» **Passage**
[START]

Unlike Python, R, Java and other programming languages, a natural language is a language that has naturally evolved through human history (English, Chinese, Spanish…). Natural Language Processing (NLP) is how computers process and go about these natural languages: basically how to deal with text data. It’s a branch of AI that really interests me. In this post, I’ll guide you through a basic example of how we can apply NLP techniques to Stand Up Comedy transcripts, using R.
About five years ago, I was not really into Stand Up comedy; for some reason, most of the performers’ sense of humor didn’t click with me. But that was until I discovered Sarah Silverman. There was something about her comedy that made me laugh to tears. So in this analysis I want to know: why do I like her so much? Is there something in the language that she uses that makes her different? What makes Sara Silverman’s routine stand out?

[END]

» **Collected data**
[START]

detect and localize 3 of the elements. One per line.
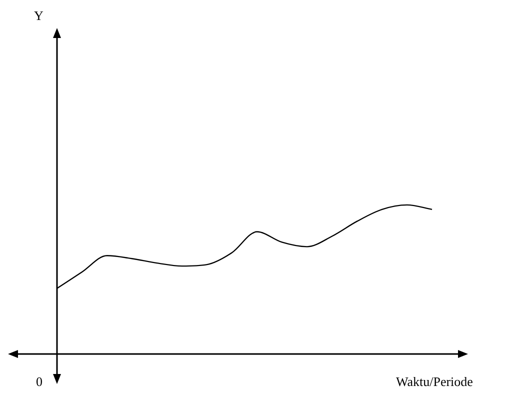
text: 0 — [36, 374, 42, 389]
text: Y — [34, 8, 44, 23]
x-axis-title: Waktu/Periode — [396, 374, 473, 389]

[END]

» **Short problem A**
In the NLP post, which programming language is used to apply the techniques to the Stand Up Comedy transcripts?
» **Short problem B**
Write out the part of the NLP post between "About five years" and "routine stand out?", inclusive.
The lines aren't needed for anything here.

» **Final result A**
R.

» **Final result B**
About five years ago, I was not really into Stand Up comedy; for some reason, most of the performers’ sense of humor didn’t click with me. But that was until I discovered Sarah Silverman. There was something about her comedy that made me laugh to tears. So in this analysis I want to know: why do I like her so much? Is there something in the language that she uses that makes her different? What makes Sara Silverman’s routine stand out?